:: PAGE ::

Au niveau du format encore disponible en physique –ce qui n’est pas le cas de tous les albums- c’est une demande du public ou une volonté du groupe ?

Bah écoute on fait des CDs, on fait des vinyles, ça fonctionne, ça c’est cool, on ne va pas se priver d’en faire ! Le numérique, effectivement, commence à prendre une place de plus en plus importante dans le paysage musical. Si le CD est amené à disparaitre, on en fera peut-être des collectors comme pour les vinyles, mais oui je pense qu’on continuera à le faire parce qu’on vient de cette époque. Bon, on ne va pas faire des K7 puisque maintenant plus personne n’achète des K7 ! Mais s’il y a une demande, et comme on est attachés au produit physique… Ecouter de la musique en numérique, je le fais bien sûr, sur l’ordinateur mais voilà… Tant que ça fonctionne, qu’il y a de la demande, on va le faire. Peut-être que dans 5 ans, 10 ans, ça sera comme ça. Mais s’il reste une poignée d’irréductibles, ben on en fera quand même mais à quantité réduite.

Donc là, t’es en train de dire que La Rumeur est partie pour durer encore au moins 10 ans ?

Bien sûr ! Bien sûr que ça va durer 10 ans encore !

Qu’est-ce qui fait votre longévité ?

C’est la diversification. Les années précédentes, entre les albums, on s’est investi dans l’image. Hamé a réalisé un court-métrage qui s’appelle « Ce chemin devant moi » produit par La Rumeur Prod et qui a quand même été sélectionné au festival de Cannes, il y a eu un long-métrage produit par Canal + qui a eu une trentaine de diffusions (NDLR : « De l’encre »), on vient d’ouvrir un gros site d’informations hip-hop, on appelle ça un webzine initié par des MC’s.

Comment est née l’idée ? Via votre entourage ?

Un site, c’est quelque chose qu’on avait déjà sous une forme un peu plus simpliste pour mettre en avant nos projets et notre actualité. On s’est beaucoup servis des réseaux sociaux type Twitter, Facebook, les chaînes Youtube et Dailymotion. On les gère nous-mêmes, avec quelques contributeurs. On a vu effectivement que ça nous permettait de nous passer de certains relais pour pouvoir faire notre promo, et qu’on pouvait aussi proposer quelque chose d’autre, c’est-à-dire de l’information mais du point de vue des dominés. Ce qu’on fait sur notre page Facebook, c’est mettre des liens et relais de diverses infos qui nous semblent importantes, ça peut être même humoristique, ça traite de tout, tu vois on ne se refuse rien encore une fois. C’est du sport, du graff, de la danse, du cinéma, des articles bien écrits… La suite logique, c’était avoir un site qui élargit le choix des possibilités. Avec une rubrique hip-hop, on va pouvoir mettre en avant notre marque, là on commence à sortir des t-shirts mais on va prendre encore une autre direction que ce qu’on faisait à la base.

:::

● PROBLÈMES À RÉSOUDRE
1. Réécrivez le passage de l'entretien avec La Rumeur commençant à « Qu’est-ce qui fait » et se terminant à « par des MC’s. », en remplaçant « court-métrage » par « film court ».
2. D'après l'entretien avec La Rumeur, pourquoi le groupe compte-t-il continuer à sortir des CD ? Répondez en une à trois phrases.
3. Prolongez l'entretien avec La Rumeur à partir de sa dernière phrase.
Les lignes ne jouent aucun rôle dans cet exercice.

:: INFORMATIONS EXTRAITES ::

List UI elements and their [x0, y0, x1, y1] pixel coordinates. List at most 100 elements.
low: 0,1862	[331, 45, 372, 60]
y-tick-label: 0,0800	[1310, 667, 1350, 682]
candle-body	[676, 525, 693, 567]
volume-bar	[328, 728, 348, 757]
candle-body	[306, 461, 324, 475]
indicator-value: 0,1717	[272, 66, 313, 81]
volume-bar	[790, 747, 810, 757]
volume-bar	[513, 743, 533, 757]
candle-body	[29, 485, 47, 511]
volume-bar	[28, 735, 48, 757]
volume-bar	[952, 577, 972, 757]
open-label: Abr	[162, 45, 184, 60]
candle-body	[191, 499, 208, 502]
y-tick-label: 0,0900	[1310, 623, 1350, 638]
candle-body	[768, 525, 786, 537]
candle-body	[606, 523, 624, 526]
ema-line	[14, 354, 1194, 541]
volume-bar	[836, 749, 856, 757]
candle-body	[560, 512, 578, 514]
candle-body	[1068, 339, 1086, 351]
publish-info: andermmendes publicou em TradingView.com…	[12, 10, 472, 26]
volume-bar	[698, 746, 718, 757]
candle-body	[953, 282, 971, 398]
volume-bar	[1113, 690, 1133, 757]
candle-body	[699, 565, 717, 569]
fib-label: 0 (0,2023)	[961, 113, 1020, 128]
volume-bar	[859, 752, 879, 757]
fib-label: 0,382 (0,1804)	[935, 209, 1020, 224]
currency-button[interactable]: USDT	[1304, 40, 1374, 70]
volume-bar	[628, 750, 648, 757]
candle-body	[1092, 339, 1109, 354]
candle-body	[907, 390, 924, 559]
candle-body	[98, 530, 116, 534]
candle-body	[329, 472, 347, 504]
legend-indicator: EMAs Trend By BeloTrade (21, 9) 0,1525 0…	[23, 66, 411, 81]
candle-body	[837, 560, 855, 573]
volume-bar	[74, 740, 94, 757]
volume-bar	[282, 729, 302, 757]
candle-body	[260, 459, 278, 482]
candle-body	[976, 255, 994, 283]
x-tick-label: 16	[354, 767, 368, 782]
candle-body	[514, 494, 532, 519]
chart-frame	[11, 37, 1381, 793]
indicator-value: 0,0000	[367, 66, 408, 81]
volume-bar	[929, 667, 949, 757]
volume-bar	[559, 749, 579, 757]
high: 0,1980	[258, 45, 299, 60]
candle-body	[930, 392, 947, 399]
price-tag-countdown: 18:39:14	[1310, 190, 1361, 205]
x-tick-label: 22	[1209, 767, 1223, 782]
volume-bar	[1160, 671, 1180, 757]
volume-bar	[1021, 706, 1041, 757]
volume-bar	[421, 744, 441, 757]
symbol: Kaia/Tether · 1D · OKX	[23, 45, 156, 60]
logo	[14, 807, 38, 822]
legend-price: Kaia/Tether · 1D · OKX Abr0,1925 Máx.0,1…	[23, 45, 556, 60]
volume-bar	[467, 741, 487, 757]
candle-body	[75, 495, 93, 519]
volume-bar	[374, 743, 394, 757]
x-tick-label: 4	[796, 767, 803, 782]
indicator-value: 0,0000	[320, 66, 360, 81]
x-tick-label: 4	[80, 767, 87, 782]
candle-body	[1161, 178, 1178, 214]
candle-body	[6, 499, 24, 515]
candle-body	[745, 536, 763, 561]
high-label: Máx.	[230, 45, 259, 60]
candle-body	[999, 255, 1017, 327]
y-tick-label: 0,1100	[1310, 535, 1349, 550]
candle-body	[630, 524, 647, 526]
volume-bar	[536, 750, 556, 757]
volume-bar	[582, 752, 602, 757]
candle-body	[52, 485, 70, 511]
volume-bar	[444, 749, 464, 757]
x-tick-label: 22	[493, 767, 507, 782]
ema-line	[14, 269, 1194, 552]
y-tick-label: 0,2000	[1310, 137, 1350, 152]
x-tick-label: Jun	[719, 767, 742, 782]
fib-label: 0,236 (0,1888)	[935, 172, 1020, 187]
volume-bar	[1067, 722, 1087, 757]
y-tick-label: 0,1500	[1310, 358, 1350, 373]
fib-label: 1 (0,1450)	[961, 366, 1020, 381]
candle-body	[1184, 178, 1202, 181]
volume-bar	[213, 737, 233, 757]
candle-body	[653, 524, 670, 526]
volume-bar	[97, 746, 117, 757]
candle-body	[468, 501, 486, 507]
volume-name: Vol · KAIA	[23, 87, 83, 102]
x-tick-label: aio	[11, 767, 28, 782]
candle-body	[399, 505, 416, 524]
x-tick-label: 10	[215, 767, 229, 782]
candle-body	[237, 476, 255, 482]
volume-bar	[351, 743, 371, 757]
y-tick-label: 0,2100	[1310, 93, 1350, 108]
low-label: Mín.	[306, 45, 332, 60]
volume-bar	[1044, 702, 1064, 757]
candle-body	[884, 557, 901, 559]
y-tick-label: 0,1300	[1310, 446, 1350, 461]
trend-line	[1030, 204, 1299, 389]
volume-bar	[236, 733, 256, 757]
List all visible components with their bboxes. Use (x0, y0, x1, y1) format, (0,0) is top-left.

:::

● RÉPONSES RÉDIGÉES
1.
Qu’est-ce qui fait votre longévité ?

C’est la diversification. Les années précédentes, entre les albums, on s’est investi dans l’image. Hamé a réalisé un film court qui s’appelle « Ce chemin devant moi » produit par La Rumeur Prod et qui a quand même été sélectionné au festival de Cannes, il y a eu un long-métrage produit par Canal + qui a eu une trentaine de diffusions (NDLR : « De l’encre »), on vient d’ouvrir un gros site d’informations hip-hop, on appelle ça un webzine initié par des MC’s.

2. Le groupe continuera à sortir des CD parce que cela fonctionne et qu'il y a de la demande. Ses membres sont aussi attachés au produit physique et viennent de cette époque.

3.
Toujours avec Brick City ?

Oui, toujours avec Brick City, qui est un peu le designer textile de La Rumeur.

C’est un site participatif, accessible à tout le monde ? Est-il alimenté par vous-mêmes ? Comment fonctionne-t-il ?

Il est alimenté principalement par nous. On travaille bien sûr avec les gens qui ont monté notre site, c’est une boîte qui s’appelle « La Première Idée », on travaille avec un webmaster qui s’appelle Marc, qui gère beaucoup la partie technique et qui déjà était très actif sur notre page fan La Rumeur. Après, s’il y a des contributeurs qui veulent envoyer des trucs, on regarde et forcément on trie, on ne peut pas tout mettre. Là, c’est notre bébé, il est en train d’apprendre à marcher, à s’allaiter, on lui laisse le temps de mûrir un petit peu mais pour un début, c’est bien, il est relayé par Mediapart, par 20 Minutes… on est contents du résultat. Pour en revenir au contenu, on avait envie d’un truc facile, ludique, ergonomique donc c’est beaucoup de contenus vidéos, pas trop de pavés en terme de lectures, parce que pour moi la lecture ça reste quand même sur le support papier. Sur Internet, tu te niques les yeux à lire des trucs, t’as pas la même appréhension.

http://dai.ly/x175eay

Mais aujourd’hui, c’est inimaginable de se lancer dans une version papier d’un magazine comme vous aviez pu le faire à l’époque ?

Tu fais bien de le dire car ce site est la suite logique de ce qu’on avait commencé à faire avec La Rumeur Mag. Pour le coup, c’était des articles rédigés par nos soins. La Rumeur Mag nous a valu un procès avec le ministère de l’Intérieur pendant 8 ans. C’est un peu la suite, une mutation vers le numérique. Quand on a fait La Rumeur Mag, c’était un magazine gratuit, qui a été ensuite attaqué et on a été obligé de détruire les stocks. C’était que de l’oseille qui partait en fumée, même si ça a fortement contribué à notre promotion et à véhiculer notre discours. C’est aussi ça, pouvoir véhiculer ce qu’on a envie de dire et qu’on ne peut pas toujours mettre en musique.

Tu parlais du procès ; avec le recul, c’est une bonne leçon donnée à la Justice ? C’est un tremplin promotionnel pour La Rumeur ?

On peut difficilement donner des leçons à la Justice et au Président de la République…

C’est une victoire quand même !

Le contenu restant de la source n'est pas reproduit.